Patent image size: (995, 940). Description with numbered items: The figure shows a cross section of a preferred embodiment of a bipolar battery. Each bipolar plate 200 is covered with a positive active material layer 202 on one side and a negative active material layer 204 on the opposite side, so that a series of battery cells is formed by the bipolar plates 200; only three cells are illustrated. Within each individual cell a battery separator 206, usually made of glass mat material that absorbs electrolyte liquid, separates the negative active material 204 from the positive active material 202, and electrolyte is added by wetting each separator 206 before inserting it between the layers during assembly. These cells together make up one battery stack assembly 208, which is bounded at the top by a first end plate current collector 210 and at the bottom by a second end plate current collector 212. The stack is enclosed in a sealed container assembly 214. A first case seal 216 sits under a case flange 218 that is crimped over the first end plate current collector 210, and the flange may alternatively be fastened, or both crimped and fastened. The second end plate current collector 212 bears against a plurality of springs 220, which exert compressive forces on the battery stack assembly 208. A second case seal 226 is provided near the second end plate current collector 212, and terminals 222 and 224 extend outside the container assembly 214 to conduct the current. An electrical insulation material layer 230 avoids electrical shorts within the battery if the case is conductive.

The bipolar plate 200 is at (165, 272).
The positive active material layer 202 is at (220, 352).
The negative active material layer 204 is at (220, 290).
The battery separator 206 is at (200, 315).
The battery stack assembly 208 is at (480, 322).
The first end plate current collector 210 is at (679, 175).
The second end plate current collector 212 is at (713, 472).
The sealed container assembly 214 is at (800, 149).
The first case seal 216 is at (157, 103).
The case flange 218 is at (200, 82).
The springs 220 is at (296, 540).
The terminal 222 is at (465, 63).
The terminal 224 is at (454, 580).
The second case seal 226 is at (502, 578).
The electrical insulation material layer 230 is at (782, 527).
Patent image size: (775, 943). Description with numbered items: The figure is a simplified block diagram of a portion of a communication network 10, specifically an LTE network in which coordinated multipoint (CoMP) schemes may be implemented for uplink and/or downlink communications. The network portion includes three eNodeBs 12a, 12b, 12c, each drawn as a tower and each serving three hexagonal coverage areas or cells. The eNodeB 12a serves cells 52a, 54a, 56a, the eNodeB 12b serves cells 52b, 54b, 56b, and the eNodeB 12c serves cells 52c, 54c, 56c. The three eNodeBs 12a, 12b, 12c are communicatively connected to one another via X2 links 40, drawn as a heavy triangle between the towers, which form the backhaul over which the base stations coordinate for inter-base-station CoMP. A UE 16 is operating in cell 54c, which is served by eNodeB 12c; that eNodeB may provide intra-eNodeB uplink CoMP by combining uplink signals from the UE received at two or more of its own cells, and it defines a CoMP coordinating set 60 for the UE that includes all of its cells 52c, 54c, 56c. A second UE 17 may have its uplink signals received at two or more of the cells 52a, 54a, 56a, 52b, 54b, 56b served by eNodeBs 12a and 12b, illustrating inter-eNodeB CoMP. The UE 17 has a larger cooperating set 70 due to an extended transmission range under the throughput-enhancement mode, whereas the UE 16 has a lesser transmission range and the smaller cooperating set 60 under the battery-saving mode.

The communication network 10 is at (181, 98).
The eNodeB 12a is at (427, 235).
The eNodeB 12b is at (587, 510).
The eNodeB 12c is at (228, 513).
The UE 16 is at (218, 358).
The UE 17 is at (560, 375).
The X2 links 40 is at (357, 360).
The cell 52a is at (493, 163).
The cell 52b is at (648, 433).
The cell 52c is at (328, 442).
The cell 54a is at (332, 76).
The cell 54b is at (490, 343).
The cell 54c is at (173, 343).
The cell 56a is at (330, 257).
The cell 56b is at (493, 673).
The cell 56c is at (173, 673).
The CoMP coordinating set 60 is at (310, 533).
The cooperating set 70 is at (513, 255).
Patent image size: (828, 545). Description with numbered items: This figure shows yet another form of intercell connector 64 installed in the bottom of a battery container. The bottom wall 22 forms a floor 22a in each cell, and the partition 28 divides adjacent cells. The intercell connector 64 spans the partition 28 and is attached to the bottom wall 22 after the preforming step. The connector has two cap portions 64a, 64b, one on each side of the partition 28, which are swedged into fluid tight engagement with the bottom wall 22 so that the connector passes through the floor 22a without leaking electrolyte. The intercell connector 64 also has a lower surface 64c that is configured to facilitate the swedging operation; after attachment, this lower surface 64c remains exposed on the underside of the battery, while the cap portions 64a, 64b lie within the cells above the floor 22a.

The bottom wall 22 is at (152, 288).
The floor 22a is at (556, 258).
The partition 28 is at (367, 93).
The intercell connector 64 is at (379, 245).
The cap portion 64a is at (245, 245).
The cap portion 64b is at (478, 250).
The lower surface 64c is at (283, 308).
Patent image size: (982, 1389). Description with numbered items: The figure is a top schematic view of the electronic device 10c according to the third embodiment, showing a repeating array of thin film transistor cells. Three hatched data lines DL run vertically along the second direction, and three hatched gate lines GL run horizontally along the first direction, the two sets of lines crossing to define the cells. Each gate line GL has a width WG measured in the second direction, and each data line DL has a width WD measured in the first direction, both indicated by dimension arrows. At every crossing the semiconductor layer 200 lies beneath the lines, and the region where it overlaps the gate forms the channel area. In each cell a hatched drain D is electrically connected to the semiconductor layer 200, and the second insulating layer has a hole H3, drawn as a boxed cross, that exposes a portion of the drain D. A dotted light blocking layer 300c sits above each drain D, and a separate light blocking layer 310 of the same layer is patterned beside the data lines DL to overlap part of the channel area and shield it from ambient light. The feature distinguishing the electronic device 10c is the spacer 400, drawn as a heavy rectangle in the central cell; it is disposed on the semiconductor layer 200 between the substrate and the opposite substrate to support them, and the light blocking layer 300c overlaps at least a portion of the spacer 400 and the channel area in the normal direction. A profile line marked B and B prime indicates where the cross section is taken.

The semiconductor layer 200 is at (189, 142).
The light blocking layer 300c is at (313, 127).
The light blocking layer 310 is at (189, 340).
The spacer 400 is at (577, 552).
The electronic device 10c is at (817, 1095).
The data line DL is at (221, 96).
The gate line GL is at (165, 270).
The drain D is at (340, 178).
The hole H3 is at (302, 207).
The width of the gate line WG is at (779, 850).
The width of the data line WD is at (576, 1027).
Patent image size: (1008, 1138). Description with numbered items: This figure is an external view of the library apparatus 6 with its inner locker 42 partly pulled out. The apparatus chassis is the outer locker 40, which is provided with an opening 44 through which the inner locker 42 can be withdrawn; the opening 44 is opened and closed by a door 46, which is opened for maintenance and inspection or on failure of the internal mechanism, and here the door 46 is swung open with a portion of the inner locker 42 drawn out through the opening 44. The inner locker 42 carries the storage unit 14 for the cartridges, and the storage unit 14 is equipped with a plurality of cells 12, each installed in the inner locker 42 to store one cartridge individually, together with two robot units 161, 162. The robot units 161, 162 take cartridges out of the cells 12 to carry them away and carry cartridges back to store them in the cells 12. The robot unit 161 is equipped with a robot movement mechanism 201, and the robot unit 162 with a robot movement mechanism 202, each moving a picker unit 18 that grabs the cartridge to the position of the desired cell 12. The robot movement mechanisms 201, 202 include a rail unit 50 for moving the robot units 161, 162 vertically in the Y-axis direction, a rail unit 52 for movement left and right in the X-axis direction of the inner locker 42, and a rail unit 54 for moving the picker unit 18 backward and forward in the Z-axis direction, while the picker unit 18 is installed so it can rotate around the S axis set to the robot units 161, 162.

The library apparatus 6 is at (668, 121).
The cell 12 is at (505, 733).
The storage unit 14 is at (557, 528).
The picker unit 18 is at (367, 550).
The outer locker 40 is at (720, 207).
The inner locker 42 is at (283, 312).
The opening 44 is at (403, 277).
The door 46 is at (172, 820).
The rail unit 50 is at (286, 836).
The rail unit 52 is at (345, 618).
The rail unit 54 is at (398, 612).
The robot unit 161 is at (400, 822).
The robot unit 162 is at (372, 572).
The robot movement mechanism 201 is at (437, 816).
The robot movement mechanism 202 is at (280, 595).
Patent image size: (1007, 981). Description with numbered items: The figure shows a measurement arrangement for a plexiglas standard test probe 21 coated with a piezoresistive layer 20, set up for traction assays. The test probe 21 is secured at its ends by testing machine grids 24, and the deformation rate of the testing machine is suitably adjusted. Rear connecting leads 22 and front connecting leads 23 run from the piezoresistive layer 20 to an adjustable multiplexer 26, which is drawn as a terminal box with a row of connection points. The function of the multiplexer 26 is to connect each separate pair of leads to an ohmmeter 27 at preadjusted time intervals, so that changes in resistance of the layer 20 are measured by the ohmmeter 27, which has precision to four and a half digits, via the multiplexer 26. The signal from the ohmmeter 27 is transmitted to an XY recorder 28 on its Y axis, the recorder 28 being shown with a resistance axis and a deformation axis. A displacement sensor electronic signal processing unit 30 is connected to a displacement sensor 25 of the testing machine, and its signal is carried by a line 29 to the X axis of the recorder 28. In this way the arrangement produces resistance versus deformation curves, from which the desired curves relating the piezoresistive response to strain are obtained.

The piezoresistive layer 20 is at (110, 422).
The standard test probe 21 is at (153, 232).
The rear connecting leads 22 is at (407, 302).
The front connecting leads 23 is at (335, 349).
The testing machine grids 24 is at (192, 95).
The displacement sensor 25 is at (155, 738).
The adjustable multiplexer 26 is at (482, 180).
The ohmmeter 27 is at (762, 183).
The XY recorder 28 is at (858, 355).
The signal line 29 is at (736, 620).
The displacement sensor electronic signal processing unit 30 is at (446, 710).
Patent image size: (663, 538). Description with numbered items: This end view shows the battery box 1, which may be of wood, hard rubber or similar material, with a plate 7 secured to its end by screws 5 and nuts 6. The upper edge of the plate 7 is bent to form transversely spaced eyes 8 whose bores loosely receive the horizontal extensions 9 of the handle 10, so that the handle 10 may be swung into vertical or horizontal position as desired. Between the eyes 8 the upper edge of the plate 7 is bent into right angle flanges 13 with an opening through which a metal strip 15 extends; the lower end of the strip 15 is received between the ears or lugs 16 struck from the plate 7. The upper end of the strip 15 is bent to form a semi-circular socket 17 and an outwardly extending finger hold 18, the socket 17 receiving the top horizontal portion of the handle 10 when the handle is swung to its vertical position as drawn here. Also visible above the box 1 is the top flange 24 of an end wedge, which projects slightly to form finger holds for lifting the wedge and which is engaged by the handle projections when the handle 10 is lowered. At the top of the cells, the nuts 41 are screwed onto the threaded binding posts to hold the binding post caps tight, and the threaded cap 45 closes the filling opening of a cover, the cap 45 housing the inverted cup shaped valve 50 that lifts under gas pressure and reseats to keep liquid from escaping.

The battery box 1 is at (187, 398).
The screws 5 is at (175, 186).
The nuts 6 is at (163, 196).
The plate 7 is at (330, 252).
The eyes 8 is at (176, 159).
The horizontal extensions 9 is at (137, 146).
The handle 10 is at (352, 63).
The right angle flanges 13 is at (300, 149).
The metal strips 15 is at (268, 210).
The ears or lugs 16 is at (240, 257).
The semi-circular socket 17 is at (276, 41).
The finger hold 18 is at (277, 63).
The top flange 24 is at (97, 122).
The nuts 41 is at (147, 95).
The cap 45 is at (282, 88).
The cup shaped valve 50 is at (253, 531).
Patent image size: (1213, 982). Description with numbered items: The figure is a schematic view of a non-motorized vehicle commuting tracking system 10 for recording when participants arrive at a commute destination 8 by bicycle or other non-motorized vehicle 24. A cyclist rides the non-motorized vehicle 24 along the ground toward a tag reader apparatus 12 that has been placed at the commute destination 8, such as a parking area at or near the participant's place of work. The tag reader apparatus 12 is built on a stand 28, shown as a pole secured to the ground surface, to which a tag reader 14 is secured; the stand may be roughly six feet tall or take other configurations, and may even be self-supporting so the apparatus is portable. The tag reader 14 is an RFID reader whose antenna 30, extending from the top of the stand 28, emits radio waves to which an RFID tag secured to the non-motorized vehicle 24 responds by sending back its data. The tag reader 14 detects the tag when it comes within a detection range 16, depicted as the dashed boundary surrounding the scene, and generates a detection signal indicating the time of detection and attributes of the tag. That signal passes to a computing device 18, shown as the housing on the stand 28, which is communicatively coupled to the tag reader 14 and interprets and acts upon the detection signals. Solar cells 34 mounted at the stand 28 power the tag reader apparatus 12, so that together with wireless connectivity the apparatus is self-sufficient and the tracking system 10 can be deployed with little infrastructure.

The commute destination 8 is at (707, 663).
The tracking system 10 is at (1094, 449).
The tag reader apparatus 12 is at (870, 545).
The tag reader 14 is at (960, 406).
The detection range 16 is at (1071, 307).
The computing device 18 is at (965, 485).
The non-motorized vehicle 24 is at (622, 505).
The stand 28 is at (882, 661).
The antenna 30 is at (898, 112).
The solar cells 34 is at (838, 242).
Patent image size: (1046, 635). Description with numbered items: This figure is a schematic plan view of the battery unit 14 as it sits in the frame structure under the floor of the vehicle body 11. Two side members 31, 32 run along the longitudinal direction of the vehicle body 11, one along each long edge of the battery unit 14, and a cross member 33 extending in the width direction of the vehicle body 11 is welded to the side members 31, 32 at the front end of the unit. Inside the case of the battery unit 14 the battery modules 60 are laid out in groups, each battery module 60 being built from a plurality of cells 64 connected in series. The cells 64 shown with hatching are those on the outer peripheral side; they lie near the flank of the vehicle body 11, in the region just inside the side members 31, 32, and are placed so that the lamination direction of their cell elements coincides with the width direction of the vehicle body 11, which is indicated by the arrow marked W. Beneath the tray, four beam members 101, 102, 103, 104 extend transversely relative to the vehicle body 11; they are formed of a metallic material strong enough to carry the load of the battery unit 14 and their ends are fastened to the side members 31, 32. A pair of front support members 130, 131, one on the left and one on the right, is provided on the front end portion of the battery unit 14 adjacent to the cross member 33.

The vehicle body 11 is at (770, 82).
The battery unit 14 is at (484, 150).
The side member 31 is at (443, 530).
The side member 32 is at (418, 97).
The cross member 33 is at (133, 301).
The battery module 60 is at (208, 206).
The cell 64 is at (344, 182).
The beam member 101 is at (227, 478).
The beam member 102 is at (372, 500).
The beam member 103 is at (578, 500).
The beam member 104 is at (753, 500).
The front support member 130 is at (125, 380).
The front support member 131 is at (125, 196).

Problem details :: At the line containing "Patent image size: (1046, 635).", start transcribing exactly, and continue through the last line of the listing. Stop there and add nothing.

Output ::
Patent image size: (1046, 635). Description with numbered items: This figure is a schematic plan view of the battery unit 14 as it sits in the frame structure under the floor of the vehicle body 11. Two side members 31, 32 run along the longitudinal direction of the vehicle body 11, one along each long edge of the battery unit 14, and a cross member 33 extending in the width direction of the vehicle body 11 is welded to the side members 31, 32 at the front end of the unit. Inside the case of the battery unit 14 the battery modules 60 are laid out in groups, each battery module 60 being built from a plurality of cells 64 connected in series. The cells 64 shown with hatching are those on the outer peripheral side; they lie near the flank of the vehicle body 11, in the region just inside the side members 31, 32, and are placed so that the lamination direction of their cell elements coincides with the width direction of the vehicle body 11, which is indicated by the arrow marked W. Beneath the tray, four beam members 101, 102, 103, 104 extend transversely relative to the vehicle body 11; they are formed of a metallic material strong enough to carry the load of the battery unit 14 and their ends are fastened to the side members 31, 32. A pair of front support members 130, 131, one on the left and one on the right, is provided on the front end portion of the battery unit 14 adjacent to the cross member 33.

The vehicle body 11 is at (770, 82).
The battery unit 14 is at (484, 150).
The side member 31 is at (443, 530).
The side member 32 is at (418, 97).
The cross member 33 is at (133, 301).
The battery module 60 is at (208, 206).
The cell 64 is at (344, 182).
The beam member 101 is at (227, 478).
The beam member 102 is at (372, 500).
The beam member 103 is at (578, 500).
The beam member 104 is at (753, 500).
The front support member 130 is at (125, 380).
The front support member 131 is at (125, 196).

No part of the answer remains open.